_EXTRACT_

####

In September 2024, to celebrate the teams 100th show, Jase & Lauren offered Melbourne listeners the opportunity to win $100,000 over a two-week period. The contestants joined the team in studio, between 7:00 am – 9:00 am. The winner requiring to nominate the exact minute the prize was on offer during the two hour window.

In June 2025, Jase & Lauren played another Hide & Seek competition across Melbourne. This time the team not knowing their hiding location, giving listeners clues based on what they see and hear. The hunt officially began at 8 am on Thursday, 19 June and concluding at 4 pm on Sunday 22 June, after 79 hours in hiding. The winner Charles received $94,477 after finding the trio at 16 Sandilands St in South Melbourne.

In February 2026, Jase & Lauren broadcast live from California as part of their ‘Californian Road Trip’ promotion, giving listeners the chance to win a holiday to the United States. The show broadcast from several locations across the state, including Los Angeles, Palm Springs and San Francisco.

== Segments ==

- Overrated / Underrated: Each week, Jase, Lauren and Clint ask listeners what they consider to be overrated and underrated.
- Melbourne Whispers: Listeners who have heard a rumour about something around Melbourne are invited to divulge the secret. Callers can remain anonymous.
- Lights On Singalong Song: Jase, Lauren and Clint select a banger song to play each Friday morning and ask listeners to switch their lights on to see who is listening to the song.
- Words you Cannot Say: Callers are asked to put a word they find difficult to pronounce into a sentence. Jase, Lauren and Clint attempt to guess it.
- Probe the Po-Po: Each week members of Victoria Police explain their specialised roles within the force.
- Loz's Lips: Whilst Lauren is wearing noise cancelling headphones, Jase or Clint asks Lauren to repeat a sentence to test out Lauren's lip reading ability.
- 5k Question: The caller has the choice of an easy $50, medium $500 or hard $5,000 question. They must answer correctly within 3 seconds to win.
- Naughty Naughty 6:40: Jase, Lauren and Clint discuss risque topics at 6:40 am which are unsuitable for little ears.
- The Experts: Jase, Lauren and Clint interview a specialist about a niche topic.
- Mystery Guest: A well known guest is brought into the studio whilst being "gift wrapped". Jase, Lauren and Clint must guess the persons identity by asking a series of yes or no questions.

####

_STATED EXERCISE 1_
Format the records as a numbered list, skipping blank lines, from the first line of the records up to and including the line that contains "logo-icon (18, 15, 38, 35)".

_TASK MATERIAL_
####

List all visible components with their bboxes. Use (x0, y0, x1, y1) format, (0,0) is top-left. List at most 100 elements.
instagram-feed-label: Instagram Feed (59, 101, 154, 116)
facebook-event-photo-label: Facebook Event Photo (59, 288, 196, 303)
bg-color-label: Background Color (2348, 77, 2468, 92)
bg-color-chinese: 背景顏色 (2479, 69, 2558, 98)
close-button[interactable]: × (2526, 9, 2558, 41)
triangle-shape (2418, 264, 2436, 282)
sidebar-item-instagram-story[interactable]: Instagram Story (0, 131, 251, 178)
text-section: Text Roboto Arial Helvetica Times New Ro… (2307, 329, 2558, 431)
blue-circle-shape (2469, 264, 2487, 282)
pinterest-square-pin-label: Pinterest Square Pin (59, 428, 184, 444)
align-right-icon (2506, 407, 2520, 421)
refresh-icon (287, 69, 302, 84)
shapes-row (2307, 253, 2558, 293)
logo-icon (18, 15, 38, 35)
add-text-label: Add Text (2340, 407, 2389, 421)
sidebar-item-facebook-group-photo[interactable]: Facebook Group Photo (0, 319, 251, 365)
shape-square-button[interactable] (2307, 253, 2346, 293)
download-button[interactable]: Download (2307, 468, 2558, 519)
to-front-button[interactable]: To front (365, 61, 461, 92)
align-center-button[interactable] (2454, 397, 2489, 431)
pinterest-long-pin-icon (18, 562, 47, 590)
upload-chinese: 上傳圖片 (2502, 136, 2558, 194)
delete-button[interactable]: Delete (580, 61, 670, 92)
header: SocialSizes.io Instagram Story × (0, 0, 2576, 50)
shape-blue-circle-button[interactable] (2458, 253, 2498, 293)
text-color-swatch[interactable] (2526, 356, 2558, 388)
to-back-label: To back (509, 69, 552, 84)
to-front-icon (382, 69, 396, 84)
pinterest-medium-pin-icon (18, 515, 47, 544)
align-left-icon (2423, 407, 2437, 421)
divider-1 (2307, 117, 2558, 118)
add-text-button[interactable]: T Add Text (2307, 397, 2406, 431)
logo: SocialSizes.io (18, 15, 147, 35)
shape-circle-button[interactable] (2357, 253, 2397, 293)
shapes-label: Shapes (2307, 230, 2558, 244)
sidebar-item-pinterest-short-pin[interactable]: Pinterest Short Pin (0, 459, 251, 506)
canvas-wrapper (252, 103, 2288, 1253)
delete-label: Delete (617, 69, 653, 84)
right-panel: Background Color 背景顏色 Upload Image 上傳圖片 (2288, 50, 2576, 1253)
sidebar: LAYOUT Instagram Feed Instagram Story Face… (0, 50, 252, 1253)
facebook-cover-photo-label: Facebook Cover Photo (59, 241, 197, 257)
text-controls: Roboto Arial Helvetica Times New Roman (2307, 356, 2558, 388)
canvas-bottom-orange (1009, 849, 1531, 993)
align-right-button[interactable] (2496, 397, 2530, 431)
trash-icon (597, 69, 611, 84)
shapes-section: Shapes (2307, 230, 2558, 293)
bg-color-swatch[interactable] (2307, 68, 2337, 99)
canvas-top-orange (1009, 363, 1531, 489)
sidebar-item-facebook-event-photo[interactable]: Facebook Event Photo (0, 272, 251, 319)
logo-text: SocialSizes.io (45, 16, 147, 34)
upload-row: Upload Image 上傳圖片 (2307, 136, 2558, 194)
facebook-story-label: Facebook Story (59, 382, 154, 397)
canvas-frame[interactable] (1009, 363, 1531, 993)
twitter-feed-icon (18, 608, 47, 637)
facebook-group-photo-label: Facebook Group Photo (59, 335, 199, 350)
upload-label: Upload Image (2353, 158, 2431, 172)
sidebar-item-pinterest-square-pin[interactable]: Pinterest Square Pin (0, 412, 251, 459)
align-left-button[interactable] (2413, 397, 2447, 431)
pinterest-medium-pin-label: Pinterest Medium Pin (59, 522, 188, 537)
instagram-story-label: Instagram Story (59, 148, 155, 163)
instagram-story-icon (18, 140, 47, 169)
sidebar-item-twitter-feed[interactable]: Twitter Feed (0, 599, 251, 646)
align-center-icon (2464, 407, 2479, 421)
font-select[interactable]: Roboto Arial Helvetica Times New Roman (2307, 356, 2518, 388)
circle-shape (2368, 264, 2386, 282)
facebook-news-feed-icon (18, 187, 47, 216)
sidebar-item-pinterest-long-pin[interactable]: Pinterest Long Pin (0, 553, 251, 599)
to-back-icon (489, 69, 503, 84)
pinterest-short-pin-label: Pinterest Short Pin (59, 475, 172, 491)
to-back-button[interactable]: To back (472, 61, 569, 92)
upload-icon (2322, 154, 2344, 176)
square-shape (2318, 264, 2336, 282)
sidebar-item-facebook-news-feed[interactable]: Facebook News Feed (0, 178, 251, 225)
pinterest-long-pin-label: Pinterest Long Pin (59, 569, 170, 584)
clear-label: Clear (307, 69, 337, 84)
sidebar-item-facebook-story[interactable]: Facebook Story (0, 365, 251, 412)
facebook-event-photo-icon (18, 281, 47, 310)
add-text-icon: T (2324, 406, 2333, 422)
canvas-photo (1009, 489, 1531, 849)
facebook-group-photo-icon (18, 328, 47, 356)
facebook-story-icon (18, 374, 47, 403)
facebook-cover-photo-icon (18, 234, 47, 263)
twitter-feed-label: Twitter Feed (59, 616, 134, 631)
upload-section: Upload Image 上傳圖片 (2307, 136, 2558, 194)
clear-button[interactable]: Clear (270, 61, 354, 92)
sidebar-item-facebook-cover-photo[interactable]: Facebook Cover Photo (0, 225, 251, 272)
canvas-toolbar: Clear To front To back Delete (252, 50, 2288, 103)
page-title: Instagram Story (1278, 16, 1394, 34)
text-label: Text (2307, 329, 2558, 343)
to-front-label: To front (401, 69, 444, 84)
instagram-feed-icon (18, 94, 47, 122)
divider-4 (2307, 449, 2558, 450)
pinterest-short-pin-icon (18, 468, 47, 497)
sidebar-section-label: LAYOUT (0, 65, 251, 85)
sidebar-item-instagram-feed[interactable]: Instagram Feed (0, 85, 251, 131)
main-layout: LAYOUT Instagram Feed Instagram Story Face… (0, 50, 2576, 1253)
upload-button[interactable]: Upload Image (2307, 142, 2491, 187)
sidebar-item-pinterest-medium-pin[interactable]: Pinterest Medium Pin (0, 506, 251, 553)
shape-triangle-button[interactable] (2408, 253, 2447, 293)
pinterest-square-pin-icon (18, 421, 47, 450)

####

_STATED EXERCISE 2_
Pick up the text about the Jase & Lauren radio show where it stops, and keep writing.

_TASK OUTPUT 1_
1. List all visible components with their bboxes. Use (x0, y0, x1, y1) format, (0,0) is top-left. List at most 100 elements.
2. instagram-feed-label: Instagram Feed (59, 101, 154, 116)
3. facebook-event-photo-label: Facebook Event Photo (59, 288, 196, 303)
4. bg-color-label: Background Color (2348, 77, 2468, 92)
5. bg-color-chinese: 背景顏色 (2479, 69, 2558, 98)
6. close-button[interactable]: × (2526, 9, 2558, 41)
7. triangle-shape (2418, 264, 2436, 282)
8. sidebar-item-instagram-story[interactable]: Instagram Story (0, 131, 251, 178)
9. text-section: Text Roboto Arial Helvetica Times New Ro… (2307, 329, 2558, 431)
10. blue-circle-shape (2469, 264, 2487, 282)
11. pinterest-square-pin-label: Pinterest Square Pin (59, 428, 184, 444)
12. align-right-icon (2506, 407, 2520, 421)
13. refresh-icon (287, 69, 302, 84)
14. shapes-row (2307, 253, 2558, 293)
15. logo-icon (18, 15, 38, 35)

_TASK OUTPUT 2_
- Describe Your Partner as a Meal: Callers describe their partner as a meal where an amusing hidden meaning is usually implied.
- Lauren Doesn't Know: Callers provide a usually useless fact they think Lauren won't know.
- Milestone Monday: Callers share a milestone with Jase, Lauren and Clint which they are proud of.
- Melbourne's Best: Jase, Lauren and Clint rate classic Australian foods from three different locations. Past categories include: best cinnamon scroll, potato cake.
- Sing For: Callers must sing a song to win the item on offer, using adapted lyrics referencing the item.
- Joe's Joke: Each Friday the team catch-up with Joe to listen to a (dad) joke, as his workmates don't give him the credit he deserves.

== Past Segments ==

- Tradie Trivia: Each morning, Jase & Lauren will pit the two players from different professions against each other when they challenge them to answer five general knowledge questions.
- $5K Word Play: A word association game. The caller selects Jase, Lauren or Clint to play. If Jase, Lauren or Clint match 5 words specified by the caller from a range of topics the caller wins $5,000.

== Team members ==
Jase, Lauren & Clint have two content producers, two audio producers and a digital producer.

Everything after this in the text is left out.